Among the entries, which lines carry the string "Rails"? Copy each of them.

___ Material to process

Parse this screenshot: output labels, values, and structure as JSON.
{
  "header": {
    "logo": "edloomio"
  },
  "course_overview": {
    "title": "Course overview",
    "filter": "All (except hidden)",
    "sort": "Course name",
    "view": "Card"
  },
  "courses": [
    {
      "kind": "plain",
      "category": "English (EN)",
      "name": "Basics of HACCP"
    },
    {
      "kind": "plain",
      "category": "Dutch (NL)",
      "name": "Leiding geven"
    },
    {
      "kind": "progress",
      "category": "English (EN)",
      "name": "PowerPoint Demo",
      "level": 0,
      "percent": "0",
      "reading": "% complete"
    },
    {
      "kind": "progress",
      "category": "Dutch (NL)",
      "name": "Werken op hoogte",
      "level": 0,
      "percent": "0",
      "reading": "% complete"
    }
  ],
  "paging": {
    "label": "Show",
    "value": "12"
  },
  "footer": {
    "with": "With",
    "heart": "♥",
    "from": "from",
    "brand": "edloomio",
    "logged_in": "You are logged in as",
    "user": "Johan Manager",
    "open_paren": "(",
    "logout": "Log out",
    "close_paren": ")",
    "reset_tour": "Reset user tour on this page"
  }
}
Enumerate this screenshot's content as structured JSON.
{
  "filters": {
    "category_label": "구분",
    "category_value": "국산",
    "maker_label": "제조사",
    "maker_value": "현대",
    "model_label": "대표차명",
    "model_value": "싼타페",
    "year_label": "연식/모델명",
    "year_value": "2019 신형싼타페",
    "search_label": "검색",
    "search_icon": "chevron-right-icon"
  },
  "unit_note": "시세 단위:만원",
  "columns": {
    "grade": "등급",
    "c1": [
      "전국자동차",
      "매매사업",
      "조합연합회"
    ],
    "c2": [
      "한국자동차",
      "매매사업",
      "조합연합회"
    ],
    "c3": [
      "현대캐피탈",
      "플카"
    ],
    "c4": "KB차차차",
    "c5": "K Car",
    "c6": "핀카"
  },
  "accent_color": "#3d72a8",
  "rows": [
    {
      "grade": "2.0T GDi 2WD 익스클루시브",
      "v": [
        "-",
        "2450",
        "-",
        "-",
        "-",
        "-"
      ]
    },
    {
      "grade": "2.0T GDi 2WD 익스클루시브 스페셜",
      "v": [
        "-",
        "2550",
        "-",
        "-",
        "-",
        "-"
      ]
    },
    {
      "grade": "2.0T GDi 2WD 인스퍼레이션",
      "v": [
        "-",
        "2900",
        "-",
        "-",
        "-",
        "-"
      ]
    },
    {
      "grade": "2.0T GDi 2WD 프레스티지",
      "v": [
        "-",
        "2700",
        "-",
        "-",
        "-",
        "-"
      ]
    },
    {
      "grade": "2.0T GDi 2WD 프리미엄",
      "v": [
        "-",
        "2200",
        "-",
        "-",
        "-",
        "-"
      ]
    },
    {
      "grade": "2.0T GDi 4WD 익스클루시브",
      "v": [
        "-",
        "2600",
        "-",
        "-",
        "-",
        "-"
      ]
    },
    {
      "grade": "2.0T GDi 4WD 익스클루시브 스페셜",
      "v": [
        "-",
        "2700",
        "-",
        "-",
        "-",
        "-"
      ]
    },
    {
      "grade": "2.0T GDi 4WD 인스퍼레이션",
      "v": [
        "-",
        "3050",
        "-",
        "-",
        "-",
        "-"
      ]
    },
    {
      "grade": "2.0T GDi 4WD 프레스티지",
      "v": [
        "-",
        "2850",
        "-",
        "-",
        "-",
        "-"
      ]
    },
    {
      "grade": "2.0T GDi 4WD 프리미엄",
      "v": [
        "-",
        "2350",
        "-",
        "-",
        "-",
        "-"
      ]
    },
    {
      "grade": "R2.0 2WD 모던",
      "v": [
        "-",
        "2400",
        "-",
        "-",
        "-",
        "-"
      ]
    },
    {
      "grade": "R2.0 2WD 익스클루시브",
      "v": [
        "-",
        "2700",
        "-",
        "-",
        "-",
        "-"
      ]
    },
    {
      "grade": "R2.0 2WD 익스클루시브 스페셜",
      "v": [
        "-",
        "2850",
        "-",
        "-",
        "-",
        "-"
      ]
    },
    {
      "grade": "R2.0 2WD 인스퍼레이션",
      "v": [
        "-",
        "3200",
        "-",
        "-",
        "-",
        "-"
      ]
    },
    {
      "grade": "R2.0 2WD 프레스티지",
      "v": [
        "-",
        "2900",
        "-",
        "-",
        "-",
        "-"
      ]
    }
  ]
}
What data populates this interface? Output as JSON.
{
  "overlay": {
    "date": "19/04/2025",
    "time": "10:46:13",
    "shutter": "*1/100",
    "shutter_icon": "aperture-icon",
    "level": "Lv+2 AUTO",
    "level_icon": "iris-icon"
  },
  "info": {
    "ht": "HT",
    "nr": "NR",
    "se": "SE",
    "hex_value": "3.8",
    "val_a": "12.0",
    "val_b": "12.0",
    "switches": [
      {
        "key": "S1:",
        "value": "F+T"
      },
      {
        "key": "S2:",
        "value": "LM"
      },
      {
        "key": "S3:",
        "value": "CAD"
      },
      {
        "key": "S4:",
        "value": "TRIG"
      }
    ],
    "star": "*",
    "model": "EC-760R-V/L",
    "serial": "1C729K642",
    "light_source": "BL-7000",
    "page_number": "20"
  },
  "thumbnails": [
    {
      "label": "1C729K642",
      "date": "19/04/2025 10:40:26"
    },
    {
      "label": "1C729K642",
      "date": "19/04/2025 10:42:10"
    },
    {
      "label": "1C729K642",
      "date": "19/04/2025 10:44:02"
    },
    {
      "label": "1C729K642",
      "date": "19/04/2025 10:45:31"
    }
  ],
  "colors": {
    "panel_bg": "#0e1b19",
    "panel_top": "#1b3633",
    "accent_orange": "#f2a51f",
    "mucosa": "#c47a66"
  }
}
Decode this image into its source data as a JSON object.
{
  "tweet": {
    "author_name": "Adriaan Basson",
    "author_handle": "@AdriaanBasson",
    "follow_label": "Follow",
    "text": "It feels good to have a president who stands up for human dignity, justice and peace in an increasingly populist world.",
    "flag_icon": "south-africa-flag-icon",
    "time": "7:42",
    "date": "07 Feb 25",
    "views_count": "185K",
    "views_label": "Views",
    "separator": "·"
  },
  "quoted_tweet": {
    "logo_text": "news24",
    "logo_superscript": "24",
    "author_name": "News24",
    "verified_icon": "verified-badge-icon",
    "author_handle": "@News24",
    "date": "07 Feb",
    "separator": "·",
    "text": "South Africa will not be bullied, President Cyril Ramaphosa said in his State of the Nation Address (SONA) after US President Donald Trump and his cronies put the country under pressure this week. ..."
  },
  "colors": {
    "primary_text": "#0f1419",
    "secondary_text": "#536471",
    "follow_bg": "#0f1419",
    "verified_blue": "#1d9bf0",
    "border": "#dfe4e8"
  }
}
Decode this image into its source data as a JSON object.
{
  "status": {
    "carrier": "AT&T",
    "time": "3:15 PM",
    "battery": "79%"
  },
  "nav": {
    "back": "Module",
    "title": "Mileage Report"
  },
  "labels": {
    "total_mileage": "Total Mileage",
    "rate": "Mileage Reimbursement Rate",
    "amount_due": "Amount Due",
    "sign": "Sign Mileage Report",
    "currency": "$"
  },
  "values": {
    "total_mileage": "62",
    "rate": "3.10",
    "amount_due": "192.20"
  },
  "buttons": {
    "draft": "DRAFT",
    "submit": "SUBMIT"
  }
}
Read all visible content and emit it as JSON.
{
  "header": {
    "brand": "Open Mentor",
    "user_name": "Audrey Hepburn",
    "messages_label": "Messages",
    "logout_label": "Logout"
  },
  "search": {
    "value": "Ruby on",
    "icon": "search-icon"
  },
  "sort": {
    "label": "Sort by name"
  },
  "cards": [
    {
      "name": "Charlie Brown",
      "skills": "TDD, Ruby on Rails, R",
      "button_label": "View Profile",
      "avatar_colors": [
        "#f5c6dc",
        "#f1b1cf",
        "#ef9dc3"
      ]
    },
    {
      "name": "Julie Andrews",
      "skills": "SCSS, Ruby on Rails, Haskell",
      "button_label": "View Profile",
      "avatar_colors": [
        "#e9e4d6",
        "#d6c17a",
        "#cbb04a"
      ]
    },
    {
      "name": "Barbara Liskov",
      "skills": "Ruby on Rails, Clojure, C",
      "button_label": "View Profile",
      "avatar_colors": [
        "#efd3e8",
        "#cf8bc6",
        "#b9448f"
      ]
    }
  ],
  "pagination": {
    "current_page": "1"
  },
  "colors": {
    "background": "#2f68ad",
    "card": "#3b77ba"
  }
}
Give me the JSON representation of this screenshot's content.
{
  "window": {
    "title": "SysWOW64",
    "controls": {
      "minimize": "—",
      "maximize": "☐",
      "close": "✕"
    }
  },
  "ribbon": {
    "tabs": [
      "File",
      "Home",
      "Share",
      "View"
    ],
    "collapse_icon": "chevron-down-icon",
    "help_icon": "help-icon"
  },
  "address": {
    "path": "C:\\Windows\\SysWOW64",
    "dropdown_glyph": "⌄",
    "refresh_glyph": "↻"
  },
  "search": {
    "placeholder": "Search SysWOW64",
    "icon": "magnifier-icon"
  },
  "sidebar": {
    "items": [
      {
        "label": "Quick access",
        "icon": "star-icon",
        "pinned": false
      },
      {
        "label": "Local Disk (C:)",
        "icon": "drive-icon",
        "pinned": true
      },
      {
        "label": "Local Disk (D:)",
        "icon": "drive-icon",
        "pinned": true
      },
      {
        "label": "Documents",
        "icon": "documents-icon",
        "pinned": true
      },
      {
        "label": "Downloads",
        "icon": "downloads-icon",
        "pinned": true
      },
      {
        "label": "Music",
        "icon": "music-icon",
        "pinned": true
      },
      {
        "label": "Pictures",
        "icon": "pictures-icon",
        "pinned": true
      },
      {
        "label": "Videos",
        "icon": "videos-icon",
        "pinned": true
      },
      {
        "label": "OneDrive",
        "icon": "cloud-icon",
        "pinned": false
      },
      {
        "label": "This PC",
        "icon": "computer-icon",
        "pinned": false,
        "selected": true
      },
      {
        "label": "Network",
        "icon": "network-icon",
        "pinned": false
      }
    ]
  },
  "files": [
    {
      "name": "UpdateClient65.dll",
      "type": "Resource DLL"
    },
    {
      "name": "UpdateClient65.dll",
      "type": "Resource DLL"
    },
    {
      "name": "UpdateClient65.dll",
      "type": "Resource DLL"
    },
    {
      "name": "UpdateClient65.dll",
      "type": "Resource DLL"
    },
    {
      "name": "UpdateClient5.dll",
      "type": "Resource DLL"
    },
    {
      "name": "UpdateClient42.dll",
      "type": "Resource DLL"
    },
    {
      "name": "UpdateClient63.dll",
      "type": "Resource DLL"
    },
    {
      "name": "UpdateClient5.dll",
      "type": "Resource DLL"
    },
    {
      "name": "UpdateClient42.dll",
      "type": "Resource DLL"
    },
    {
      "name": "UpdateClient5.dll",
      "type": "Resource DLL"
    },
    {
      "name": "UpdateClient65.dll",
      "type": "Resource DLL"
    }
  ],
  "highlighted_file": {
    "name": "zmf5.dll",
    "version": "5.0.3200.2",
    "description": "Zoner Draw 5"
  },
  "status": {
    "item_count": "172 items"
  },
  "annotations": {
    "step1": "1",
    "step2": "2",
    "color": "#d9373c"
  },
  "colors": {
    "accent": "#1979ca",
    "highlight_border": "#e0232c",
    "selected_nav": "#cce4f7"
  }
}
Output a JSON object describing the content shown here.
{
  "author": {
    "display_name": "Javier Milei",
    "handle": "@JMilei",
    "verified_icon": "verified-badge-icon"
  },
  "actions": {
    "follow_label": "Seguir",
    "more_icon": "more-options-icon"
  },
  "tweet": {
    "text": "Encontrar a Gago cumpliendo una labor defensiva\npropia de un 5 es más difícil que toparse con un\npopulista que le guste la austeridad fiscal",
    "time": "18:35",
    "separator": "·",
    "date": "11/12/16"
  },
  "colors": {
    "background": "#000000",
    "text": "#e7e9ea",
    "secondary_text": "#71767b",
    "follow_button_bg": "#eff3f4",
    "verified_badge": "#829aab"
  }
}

______

#### Problem solution:
      "skills": "TDD, Ruby on Rails, R",
      "skills": "SCSS, Ruby on Rails, Haskell",
      "skills": "Ruby on Rails, Clojure, C",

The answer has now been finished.